__WHAT IS BEING ASKED__. Copy out every line exactly, passing over the pictures.

:: LISTING ::

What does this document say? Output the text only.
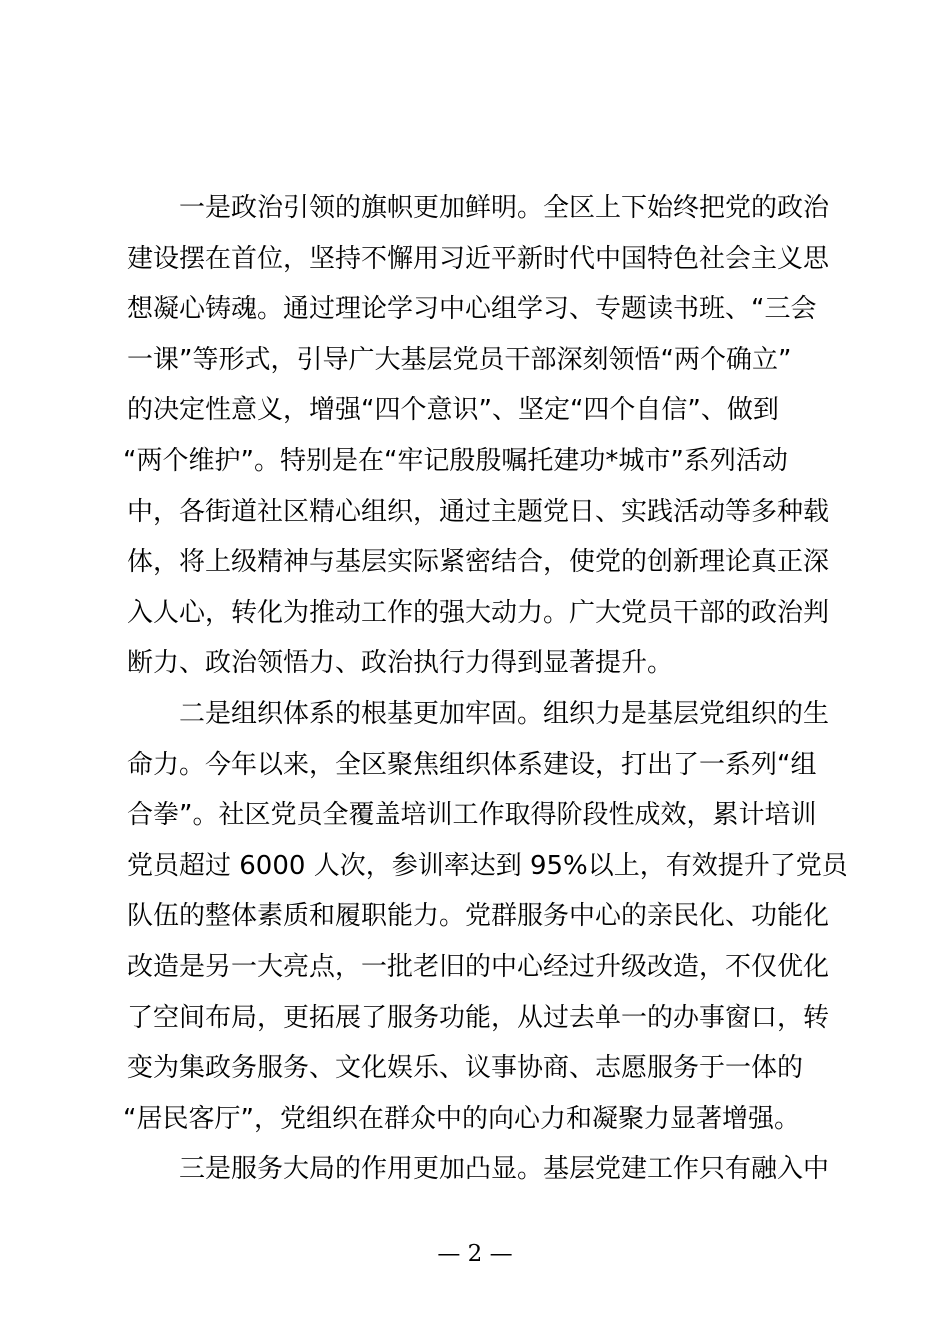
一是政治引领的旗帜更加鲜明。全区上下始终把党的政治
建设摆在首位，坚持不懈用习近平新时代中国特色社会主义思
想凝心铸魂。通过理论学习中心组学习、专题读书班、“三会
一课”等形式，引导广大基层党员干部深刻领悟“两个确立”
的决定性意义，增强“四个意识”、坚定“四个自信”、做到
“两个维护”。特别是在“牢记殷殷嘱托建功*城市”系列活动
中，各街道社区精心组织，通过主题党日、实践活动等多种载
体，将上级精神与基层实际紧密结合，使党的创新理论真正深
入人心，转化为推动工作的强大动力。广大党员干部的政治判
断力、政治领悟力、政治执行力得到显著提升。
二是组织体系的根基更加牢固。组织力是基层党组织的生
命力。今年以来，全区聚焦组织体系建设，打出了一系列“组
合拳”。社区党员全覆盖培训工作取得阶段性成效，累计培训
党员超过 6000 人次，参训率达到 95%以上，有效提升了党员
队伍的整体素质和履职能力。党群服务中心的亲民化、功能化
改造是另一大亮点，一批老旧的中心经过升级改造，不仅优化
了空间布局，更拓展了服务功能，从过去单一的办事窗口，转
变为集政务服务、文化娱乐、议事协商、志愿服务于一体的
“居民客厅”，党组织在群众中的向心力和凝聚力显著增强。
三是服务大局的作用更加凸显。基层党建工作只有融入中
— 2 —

:::

__FULL SOLUTION__.
What does this document say? Output the text only.
一是政治引领的旗帜更加鲜明。全区上下始终把党的政治
建设摆在首位，坚持不懈用习近平新时代中国特色社会主义思
想凝心铸魂。通过理论学习中心组学习、专题读书班、“三会
一课”等形式，引导广大基层党员干部深刻领悟“两个确立”
的决定性意义，增强“四个意识”、坚定“四个自信”、做到
“两个维护”。特别是在“牢记殷殷嘱托建功*城市”系列活动
中，各街道社区精心组织，通过主题党日、实践活动等多种载
体，将上级精神与基层实际紧密结合，使党的创新理论真正深
入人心，转化为推动工作的强大动力。广大党员干部的政治判
断力、政治领悟力、政治执行力得到显著提升。
二是组织体系的根基更加牢固。组织力是基层党组织的生
命力。今年以来，全区聚焦组织体系建设，打出了一系列“组
合拳”。社区党员全覆盖培训工作取得阶段性成效，累计培训
党员超过 6000 人次，参训率达到 95%以上，有效提升了党员
队伍的整体素质和履职能力。党群服务中心的亲民化、功能化
改造是另一大亮点，一批老旧的中心经过升级改造，不仅优化
了空间布局，更拓展了服务功能，从过去单一的办事窗口，转
变为集政务服务、文化娱乐、议事协商、志愿服务于一体的
“居民客厅”，党组织在群众中的向心力和凝聚力显著增强。
三是服务大局的作用更加凸显。基层党建工作只有融入中
— 2 —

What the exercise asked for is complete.